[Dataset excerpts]
:::::

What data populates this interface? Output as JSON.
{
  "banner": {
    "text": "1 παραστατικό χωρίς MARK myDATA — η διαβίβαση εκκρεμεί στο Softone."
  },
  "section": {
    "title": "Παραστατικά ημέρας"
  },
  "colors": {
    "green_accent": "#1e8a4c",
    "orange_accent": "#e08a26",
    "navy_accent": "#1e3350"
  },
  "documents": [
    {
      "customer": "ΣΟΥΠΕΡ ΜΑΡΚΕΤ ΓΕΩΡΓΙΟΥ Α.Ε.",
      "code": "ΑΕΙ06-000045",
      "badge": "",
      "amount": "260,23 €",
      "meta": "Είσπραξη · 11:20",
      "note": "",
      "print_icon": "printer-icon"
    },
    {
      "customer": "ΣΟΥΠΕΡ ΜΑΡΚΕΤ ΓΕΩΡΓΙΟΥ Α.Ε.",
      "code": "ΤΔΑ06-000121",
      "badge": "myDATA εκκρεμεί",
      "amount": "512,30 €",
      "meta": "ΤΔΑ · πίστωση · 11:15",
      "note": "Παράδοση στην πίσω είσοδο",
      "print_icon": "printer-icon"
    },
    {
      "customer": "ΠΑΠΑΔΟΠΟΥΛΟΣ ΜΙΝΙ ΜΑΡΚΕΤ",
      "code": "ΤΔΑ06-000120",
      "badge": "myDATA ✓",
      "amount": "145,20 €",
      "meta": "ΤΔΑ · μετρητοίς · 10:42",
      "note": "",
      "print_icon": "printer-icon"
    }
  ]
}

:::::

Filter the listing for the word "εκκρεμεί" and copy every line that holds it.

    "text": "1 παραστατικό χωρίς MARK myDATA — η διαβίβαση εκκρεμεί στο Softone."
      "badge": "myDATA εκκρεμεί",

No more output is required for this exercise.